Give the listing again character for character, but drop the images.

※

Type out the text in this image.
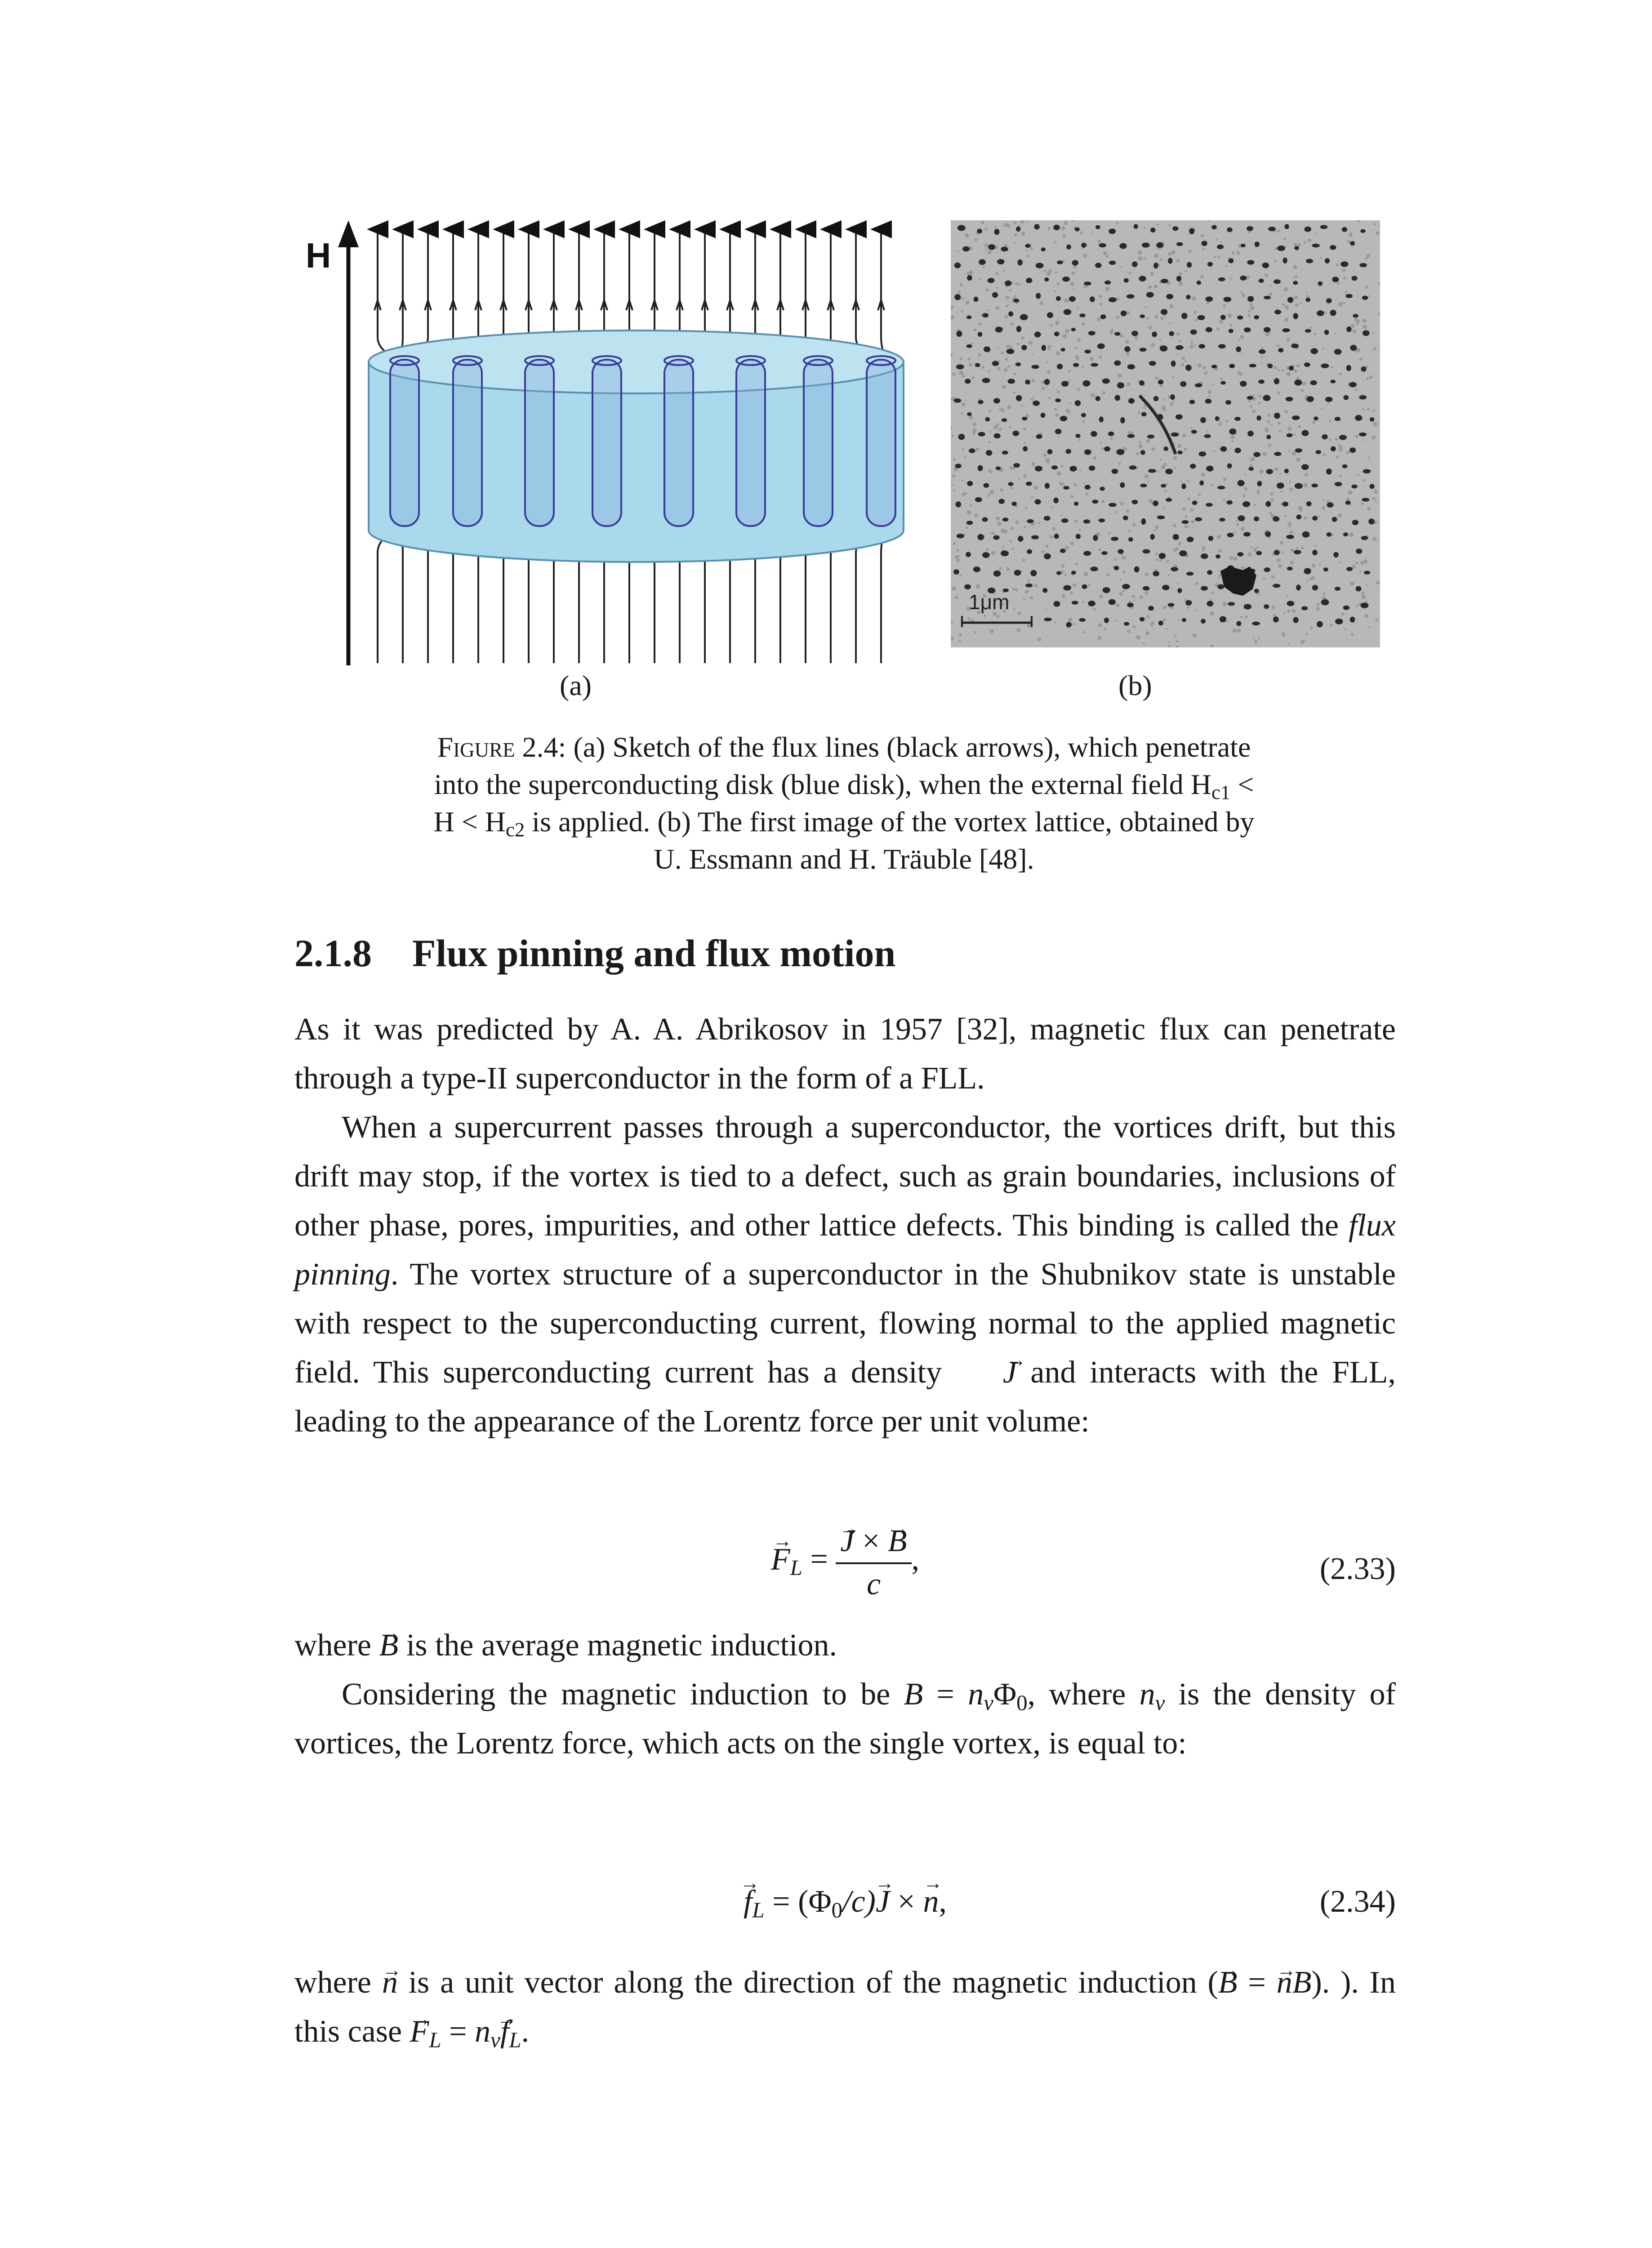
H
1μm
(a)	(b)
Figure 2.4: (a) Sketch of the flux lines (black arrows), which penetrate into the superconducting disk (blue disk), when the external field $H_{c1} < H < H_{c2}$ is applied. (b) The first image of the vortex lattice, obtained by U. Essmann and H. Träuble [48].
2.1.8 Flux pinning and flux motion

As it was predicted by A. A. Abrikosov in 1957 [32], magnetic flux can penetrate through a type-II superconductor in the form of a FLL.

When a supercurrent passes through a superconductor, the vortices drift, but this drift may stop, if the vortex is tied to a defect, such as grain boundaries, inclusions of other phase, pores, impurities, and other lattice defects. This binding is called the flux pinning. The vortex structure of a superconductor in the Shubnikov state is unstable with respect to the superconducting current, flowing normal to the applied magnetic field. This superconducting current has a density → J and interacts with the FLL, leading to the appearance of the Lorentz force per unit volume:

→ $F_L$ =
→ $\frac{J \times \to B}{c}$ ,	(2.33)

where → B is the average magnetic induction.

Considering the magnetic induction to be $B = n_v\Phi_0$, where $n_v$ is the density of vortices, the Lorentz force, which acts on the single vortex, is equal to:

→ $f_L = (\Phi_0/c)\to J$ × → n,	(2.34)

where → n is a unit vector along the direction of the magnetic induction (→ B = → nB). ). In this case → $F_L = n_v\to f_L$.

※

→ Correct response
Type out the text in this image.
H
1μm
(a)	(b)
Figure 2.4: (a) Sketch of the flux lines (black arrows), which penetrate into the superconducting disk (blue disk), when the external field $H_{c1} < H < H_{c2}$ is applied. (b) The first image of the vortex lattice, obtained by U. Essmann and H. Träuble [48].
2.1.8 Flux pinning and flux motion

As it was predicted by A. A. Abrikosov in 1957 [32], magnetic flux can penetrate through a type-II superconductor in the form of a FLL.

When a supercurrent passes through a superconductor, the vortices drift, but this drift may stop, if the vortex is tied to a defect, such as grain boundaries, inclusions of other phase, pores, impurities, and other lattice defects. This binding is called the flux pinning. The vortex structure of a superconductor in the Shubnikov state is unstable with respect to the superconducting current, flowing normal to the applied magnetic field. This superconducting current has a density → J and interacts with the FLL, leading to the appearance of the Lorentz force per unit volume:

→ $F_L$ =
→ $\frac{J \times \to B}{c}$ ,	(2.33)

where → B is the average magnetic induction.

Considering the magnetic induction to be $B = n_v\Phi_0$, where $n_v$ is the density of vortices, the Lorentz force, which acts on the single vortex, is equal to:

→ $f_L = (\Phi_0/c)\to J$ × → n,	(2.34)

where → n is a unit vector along the direction of the magnetic induction (→ B = → nB). ). In this case → $F_L = n_v\to f_L$.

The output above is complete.